Stated problem
Copy out each line of the material below with no changes.

• • •

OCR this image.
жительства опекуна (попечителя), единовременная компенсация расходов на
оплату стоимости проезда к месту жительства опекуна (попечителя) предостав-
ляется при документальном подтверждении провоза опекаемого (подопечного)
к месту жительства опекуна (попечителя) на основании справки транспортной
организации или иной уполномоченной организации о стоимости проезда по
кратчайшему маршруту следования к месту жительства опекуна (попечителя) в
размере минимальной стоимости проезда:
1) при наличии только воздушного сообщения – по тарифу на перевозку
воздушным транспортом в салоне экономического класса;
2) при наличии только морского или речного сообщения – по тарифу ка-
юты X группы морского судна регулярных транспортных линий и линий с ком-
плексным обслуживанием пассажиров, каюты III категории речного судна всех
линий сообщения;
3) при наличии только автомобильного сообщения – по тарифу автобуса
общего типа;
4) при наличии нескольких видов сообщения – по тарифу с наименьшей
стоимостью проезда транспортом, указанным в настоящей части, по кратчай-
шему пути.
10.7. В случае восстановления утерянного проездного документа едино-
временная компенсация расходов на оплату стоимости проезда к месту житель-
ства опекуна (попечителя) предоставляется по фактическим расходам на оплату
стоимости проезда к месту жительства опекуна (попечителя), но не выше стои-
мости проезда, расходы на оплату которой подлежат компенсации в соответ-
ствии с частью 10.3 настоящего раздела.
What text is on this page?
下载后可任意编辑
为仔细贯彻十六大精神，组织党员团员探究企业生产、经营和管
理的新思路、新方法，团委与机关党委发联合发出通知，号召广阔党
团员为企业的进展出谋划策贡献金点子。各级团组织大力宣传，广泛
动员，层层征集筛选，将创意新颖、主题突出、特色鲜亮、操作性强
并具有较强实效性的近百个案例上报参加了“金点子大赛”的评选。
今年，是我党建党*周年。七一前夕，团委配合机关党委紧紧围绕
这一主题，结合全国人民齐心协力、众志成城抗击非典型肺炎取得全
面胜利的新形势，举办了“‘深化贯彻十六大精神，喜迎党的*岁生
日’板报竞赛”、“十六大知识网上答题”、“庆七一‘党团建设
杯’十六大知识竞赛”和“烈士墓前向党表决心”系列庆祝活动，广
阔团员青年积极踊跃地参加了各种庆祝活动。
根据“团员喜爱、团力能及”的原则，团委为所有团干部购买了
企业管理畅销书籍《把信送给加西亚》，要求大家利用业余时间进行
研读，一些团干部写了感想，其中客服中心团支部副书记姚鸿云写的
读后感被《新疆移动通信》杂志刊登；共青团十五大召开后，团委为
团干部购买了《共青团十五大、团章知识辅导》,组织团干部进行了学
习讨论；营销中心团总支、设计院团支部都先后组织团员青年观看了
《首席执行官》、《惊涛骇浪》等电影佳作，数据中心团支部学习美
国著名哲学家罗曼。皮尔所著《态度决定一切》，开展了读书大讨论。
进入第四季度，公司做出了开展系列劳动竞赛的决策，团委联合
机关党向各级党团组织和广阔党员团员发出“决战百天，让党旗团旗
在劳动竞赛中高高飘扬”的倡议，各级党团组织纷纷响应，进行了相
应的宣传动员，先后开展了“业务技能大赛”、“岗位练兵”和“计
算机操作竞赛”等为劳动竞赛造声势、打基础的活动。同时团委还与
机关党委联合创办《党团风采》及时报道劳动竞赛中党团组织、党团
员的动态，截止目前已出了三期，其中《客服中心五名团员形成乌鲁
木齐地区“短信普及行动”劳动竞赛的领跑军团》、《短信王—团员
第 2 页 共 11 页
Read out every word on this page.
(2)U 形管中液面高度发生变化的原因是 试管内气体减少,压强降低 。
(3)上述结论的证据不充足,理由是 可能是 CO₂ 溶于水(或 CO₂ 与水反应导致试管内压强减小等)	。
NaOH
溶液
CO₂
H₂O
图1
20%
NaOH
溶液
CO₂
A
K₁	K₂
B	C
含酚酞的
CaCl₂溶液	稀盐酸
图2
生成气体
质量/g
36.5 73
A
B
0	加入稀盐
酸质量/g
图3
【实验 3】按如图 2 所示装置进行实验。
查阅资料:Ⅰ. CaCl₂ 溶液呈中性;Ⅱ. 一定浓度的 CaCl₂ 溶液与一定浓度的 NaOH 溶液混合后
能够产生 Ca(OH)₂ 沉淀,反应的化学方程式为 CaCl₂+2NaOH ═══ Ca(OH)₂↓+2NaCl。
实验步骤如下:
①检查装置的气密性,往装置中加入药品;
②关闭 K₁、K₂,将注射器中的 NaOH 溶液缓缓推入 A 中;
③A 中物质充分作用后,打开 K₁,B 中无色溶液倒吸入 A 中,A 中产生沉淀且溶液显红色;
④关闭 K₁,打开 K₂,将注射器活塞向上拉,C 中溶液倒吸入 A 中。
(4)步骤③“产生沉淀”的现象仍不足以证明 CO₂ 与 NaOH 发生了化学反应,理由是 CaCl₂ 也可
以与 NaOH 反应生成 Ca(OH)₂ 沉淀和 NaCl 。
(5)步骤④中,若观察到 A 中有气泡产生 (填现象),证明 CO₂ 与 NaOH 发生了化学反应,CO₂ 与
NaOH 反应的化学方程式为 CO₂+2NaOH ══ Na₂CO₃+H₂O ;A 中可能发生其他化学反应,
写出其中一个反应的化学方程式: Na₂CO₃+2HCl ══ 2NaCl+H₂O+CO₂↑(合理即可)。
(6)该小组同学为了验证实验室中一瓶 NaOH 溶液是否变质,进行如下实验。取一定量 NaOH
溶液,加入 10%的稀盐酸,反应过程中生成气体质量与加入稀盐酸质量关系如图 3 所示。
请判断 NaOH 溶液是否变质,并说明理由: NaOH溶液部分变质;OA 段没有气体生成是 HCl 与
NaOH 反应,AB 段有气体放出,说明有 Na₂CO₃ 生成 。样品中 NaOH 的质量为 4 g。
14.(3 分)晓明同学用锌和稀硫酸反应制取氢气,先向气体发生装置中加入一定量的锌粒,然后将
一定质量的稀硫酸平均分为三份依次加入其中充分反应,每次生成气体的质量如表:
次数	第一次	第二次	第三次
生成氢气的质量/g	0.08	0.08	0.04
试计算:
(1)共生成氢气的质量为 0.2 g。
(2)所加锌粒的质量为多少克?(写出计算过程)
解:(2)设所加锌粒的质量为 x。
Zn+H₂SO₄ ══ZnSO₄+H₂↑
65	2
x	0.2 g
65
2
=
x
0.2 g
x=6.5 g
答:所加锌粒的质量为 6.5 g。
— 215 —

• • •

Expected answer
OCR this image.
жительства опекуна (попечителя), единовременная компенсация расходов на
оплату стоимости проезда к месту жительства опекуна (попечителя) предостав-
ляется при документальном подтверждении провоза опекаемого (подопечного)
к месту жительства опекуна (попечителя) на основании справки транспортной
организации или иной уполномоченной организации о стоимости проезда по
кратчайшему маршруту следования к месту жительства опекуна (попечителя) в
размере минимальной стоимости проезда:
1) при наличии только воздушного сообщения – по тарифу на перевозку
воздушным транспортом в салоне экономического класса;
2) при наличии только морского или речного сообщения – по тарифу ка-
юты X группы морского судна регулярных транспортных линий и линий с ком-
плексным обслуживанием пассажиров, каюты III категории речного судна всех
линий сообщения;
3) при наличии только автомобильного сообщения – по тарифу автобуса
общего типа;
4) при наличии нескольких видов сообщения – по тарифу с наименьшей
стоимостью проезда транспортом, указанным в настоящей части, по кратчай-
шему пути.
10.7. В случае восстановления утерянного проездного документа едино-
временная компенсация расходов на оплату стоимости проезда к месту житель-
ства опекуна (попечителя) предоставляется по фактическим расходам на оплату
стоимости проезда к месту жительства опекуна (попечителя), но не выше стои-
мости проезда, расходы на оплату которой подлежат компенсации в соответ-
ствии с частью 10.3 настоящего раздела.
What text is on this page?
下载后可任意编辑
为仔细贯彻十六大精神，组织党员团员探究企业生产、经营和管
理的新思路、新方法，团委与机关党委发联合发出通知，号召广阔党
团员为企业的进展出谋划策贡献金点子。各级团组织大力宣传，广泛
动员，层层征集筛选，将创意新颖、主题突出、特色鲜亮、操作性强
并具有较强实效性的近百个案例上报参加了“金点子大赛”的评选。
今年，是我党建党*周年。七一前夕，团委配合机关党委紧紧围绕
这一主题，结合全国人民齐心协力、众志成城抗击非典型肺炎取得全
面胜利的新形势，举办了“‘深化贯彻十六大精神，喜迎党的*岁生
日’板报竞赛”、“十六大知识网上答题”、“庆七一‘党团建设
杯’十六大知识竞赛”和“烈士墓前向党表决心”系列庆祝活动，广
阔团员青年积极踊跃地参加了各种庆祝活动。
根据“团员喜爱、团力能及”的原则，团委为所有团干部购买了
企业管理畅销书籍《把信送给加西亚》，要求大家利用业余时间进行
研读，一些团干部写了感想，其中客服中心团支部副书记姚鸿云写的
读后感被《新疆移动通信》杂志刊登；共青团十五大召开后，团委为
团干部购买了《共青团十五大、团章知识辅导》,组织团干部进行了学
习讨论；营销中心团总支、设计院团支部都先后组织团员青年观看了
《首席执行官》、《惊涛骇浪》等电影佳作，数据中心团支部学习美
国著名哲学家罗曼。皮尔所著《态度决定一切》，开展了读书大讨论。
进入第四季度，公司做出了开展系列劳动竞赛的决策，团委联合
机关党向各级党团组织和广阔党员团员发出“决战百天，让党旗团旗
在劳动竞赛中高高飘扬”的倡议，各级党团组织纷纷响应，进行了相
应的宣传动员，先后开展了“业务技能大赛”、“岗位练兵”和“计
算机操作竞赛”等为劳动竞赛造声势、打基础的活动。同时团委还与
机关党委联合创办《党团风采》及时报道劳动竞赛中党团组织、党团
员的动态，截止目前已出了三期，其中《客服中心五名团员形成乌鲁
木齐地区“短信普及行动”劳动竞赛的领跑军团》、《短信王—团员
第 2 页 共 11 页
Read out every word on this page.
(2)U 形管中液面高度发生变化的原因是 试管内气体减少,压强降低 。
(3)上述结论的证据不充足,理由是 可能是 CO₂ 溶于水(或 CO₂ 与水反应导致试管内压强减小等)	。
NaOH
溶液
CO₂
H₂O
图1
20%
NaOH
溶液
CO₂
A
K₁	K₂
B	C
含酚酞的
CaCl₂溶液	稀盐酸
图2
生成气体
质量/g
36.5 73
A
B
0	加入稀盐
酸质量/g
图3
【实验 3】按如图 2 所示装置进行实验。
查阅资料:Ⅰ. CaCl₂ 溶液呈中性;Ⅱ. 一定浓度的 CaCl₂ 溶液与一定浓度的 NaOH 溶液混合后
能够产生 Ca(OH)₂ 沉淀,反应的化学方程式为 CaCl₂+2NaOH ═══ Ca(OH)₂↓+2NaCl。
实验步骤如下:
①检查装置的气密性,往装置中加入药品;
②关闭 K₁、K₂,将注射器中的 NaOH 溶液缓缓推入 A 中;
③A 中物质充分作用后,打开 K₁,B 中无色溶液倒吸入 A 中,A 中产生沉淀且溶液显红色;
④关闭 K₁,打开 K₂,将注射器活塞向上拉,C 中溶液倒吸入 A 中。
(4)步骤③“产生沉淀”的现象仍不足以证明 CO₂ 与 NaOH 发生了化学反应,理由是 CaCl₂ 也可
以与 NaOH 反应生成 Ca(OH)₂ 沉淀和 NaCl 。
(5)步骤④中,若观察到 A 中有气泡产生 (填现象),证明 CO₂ 与 NaOH 发生了化学反应,CO₂ 与
NaOH 反应的化学方程式为 CO₂+2NaOH ══ Na₂CO₃+H₂O ;A 中可能发生其他化学反应,
写出其中一个反应的化学方程式: Na₂CO₃+2HCl ══ 2NaCl+H₂O+CO₂↑(合理即可)。
(6)该小组同学为了验证实验室中一瓶 NaOH 溶液是否变质,进行如下实验。取一定量 NaOH
溶液,加入 10%的稀盐酸,反应过程中生成气体质量与加入稀盐酸质量关系如图 3 所示。
请判断 NaOH 溶液是否变质,并说明理由: NaOH溶液部分变质;OA 段没有气体生成是 HCl 与
NaOH 反应,AB 段有气体放出,说明有 Na₂CO₃ 生成 。样品中 NaOH 的质量为 4 g。
14.(3 分)晓明同学用锌和稀硫酸反应制取氢气,先向气体发生装置中加入一定量的锌粒,然后将
一定质量的稀硫酸平均分为三份依次加入其中充分反应,每次生成气体的质量如表:
次数	第一次	第二次	第三次
生成氢气的质量/g	0.08	0.08	0.04
试计算:
(1)共生成氢气的质量为 0.2 g。
(2)所加锌粒的质量为多少克?(写出计算过程)
解:(2)设所加锌粒的质量为 x。
Zn+H₂SO₄ ══ZnSO₄+H₂↑
65	2
x	0.2 g
65
2
=
x
0.2 g
x=6.5 g
答:所加锌粒的质量为 6.5 g。
— 215 —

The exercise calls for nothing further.